• **TASK TO CARRY OUT**: Gather from the listing below each line that includes the word "title", and copy it.

Records from a dataset
******************************

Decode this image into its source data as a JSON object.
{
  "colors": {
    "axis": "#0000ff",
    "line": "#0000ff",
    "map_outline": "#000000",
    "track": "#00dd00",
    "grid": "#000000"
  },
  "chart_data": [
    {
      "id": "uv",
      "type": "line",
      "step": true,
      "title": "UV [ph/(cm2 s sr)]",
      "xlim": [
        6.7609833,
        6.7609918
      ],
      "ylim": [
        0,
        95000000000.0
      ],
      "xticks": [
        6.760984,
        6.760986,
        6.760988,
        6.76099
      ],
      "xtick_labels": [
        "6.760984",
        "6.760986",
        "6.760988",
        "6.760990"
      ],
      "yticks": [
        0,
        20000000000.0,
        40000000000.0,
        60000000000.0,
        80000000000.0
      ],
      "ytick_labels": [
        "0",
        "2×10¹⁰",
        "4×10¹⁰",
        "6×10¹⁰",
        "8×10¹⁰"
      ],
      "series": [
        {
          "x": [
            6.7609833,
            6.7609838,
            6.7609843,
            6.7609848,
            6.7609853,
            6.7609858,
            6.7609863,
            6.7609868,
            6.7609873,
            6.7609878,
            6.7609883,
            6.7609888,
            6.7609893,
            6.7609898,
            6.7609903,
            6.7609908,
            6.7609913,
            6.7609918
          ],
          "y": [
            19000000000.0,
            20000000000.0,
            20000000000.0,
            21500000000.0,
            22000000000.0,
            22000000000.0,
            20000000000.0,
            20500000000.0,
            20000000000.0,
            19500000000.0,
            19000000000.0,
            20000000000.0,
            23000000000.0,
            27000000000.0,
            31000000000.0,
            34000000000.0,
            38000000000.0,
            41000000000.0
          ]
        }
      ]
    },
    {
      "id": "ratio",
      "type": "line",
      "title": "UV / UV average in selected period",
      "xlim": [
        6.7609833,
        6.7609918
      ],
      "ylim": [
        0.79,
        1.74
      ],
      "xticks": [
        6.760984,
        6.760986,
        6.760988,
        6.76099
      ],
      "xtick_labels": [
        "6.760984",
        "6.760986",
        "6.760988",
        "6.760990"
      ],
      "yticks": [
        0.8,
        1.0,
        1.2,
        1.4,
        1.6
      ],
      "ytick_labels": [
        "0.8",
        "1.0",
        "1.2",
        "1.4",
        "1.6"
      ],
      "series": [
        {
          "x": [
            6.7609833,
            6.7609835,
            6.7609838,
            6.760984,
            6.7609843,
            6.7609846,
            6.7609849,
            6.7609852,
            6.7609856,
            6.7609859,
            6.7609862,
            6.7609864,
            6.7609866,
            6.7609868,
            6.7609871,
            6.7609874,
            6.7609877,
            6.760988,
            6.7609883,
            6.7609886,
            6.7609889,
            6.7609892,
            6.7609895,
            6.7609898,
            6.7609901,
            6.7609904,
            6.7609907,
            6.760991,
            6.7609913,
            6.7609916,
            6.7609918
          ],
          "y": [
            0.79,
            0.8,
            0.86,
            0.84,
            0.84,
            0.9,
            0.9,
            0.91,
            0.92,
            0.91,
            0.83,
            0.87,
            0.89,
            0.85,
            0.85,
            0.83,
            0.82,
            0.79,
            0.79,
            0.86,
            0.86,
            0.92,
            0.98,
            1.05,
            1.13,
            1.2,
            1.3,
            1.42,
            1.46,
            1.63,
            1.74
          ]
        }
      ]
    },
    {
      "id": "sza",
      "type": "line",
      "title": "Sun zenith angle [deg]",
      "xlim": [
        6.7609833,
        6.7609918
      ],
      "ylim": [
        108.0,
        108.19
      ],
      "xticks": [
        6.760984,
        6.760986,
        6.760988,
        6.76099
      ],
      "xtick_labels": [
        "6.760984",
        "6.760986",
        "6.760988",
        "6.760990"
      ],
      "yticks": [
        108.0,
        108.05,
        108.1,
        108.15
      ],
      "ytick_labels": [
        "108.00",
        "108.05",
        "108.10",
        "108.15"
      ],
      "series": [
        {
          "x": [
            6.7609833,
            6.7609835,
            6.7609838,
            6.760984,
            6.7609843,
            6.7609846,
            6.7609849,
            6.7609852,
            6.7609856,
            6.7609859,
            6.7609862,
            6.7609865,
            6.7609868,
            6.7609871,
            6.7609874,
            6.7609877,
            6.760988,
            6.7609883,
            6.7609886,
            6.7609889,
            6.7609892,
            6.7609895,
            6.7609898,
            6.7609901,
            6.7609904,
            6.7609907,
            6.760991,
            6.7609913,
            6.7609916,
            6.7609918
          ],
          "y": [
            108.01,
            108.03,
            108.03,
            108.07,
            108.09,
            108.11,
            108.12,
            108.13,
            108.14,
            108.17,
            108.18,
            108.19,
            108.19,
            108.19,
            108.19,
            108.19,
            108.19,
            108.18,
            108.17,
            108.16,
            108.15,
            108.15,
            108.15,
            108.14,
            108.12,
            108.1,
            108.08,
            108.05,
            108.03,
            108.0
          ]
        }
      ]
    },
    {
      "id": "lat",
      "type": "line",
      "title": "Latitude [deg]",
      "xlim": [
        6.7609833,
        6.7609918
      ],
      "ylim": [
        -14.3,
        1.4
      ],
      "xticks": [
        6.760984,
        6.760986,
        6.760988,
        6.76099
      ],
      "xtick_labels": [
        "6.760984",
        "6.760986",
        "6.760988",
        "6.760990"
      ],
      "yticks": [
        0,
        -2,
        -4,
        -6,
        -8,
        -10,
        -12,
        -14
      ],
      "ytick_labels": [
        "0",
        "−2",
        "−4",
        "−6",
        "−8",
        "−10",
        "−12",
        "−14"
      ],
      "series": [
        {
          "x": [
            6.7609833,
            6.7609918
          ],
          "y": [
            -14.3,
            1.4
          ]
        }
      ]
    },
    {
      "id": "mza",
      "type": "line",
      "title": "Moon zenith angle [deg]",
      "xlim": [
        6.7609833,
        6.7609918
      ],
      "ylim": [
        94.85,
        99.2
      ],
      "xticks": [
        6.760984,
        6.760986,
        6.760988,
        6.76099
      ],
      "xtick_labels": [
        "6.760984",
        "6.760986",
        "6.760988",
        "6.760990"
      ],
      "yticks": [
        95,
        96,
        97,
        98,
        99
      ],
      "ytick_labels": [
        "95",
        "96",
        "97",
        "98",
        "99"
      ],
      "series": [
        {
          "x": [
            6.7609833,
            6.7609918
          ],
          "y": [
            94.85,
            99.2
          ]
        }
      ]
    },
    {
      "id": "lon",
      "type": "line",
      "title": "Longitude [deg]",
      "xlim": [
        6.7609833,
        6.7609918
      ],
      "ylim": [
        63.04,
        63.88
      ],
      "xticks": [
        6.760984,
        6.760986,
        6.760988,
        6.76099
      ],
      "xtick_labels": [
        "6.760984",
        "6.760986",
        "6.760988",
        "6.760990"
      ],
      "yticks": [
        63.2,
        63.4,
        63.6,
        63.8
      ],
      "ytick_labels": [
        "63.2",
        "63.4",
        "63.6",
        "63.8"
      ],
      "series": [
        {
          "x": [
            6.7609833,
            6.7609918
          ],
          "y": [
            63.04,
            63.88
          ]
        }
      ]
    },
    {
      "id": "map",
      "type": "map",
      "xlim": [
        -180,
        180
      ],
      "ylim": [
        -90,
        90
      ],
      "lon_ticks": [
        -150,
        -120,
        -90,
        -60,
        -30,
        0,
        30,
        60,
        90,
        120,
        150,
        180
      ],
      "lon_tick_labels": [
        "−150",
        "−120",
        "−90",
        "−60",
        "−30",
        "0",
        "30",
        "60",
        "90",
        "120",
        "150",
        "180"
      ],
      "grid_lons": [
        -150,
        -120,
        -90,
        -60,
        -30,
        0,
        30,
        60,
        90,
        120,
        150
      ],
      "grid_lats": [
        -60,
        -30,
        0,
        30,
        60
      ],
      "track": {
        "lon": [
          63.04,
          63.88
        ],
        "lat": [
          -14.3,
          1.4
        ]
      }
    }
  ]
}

******************************

• **THE OUTPUT**:
      "title": "UV [ph/(cm2 s sr)]",
      "title": "UV / UV average in selected period",
      "title": "Sun zenith angle [deg]",
      "title": "Latitude [deg]",
      "title": "Moon zenith angle [deg]",
      "title": "Longitude [deg]",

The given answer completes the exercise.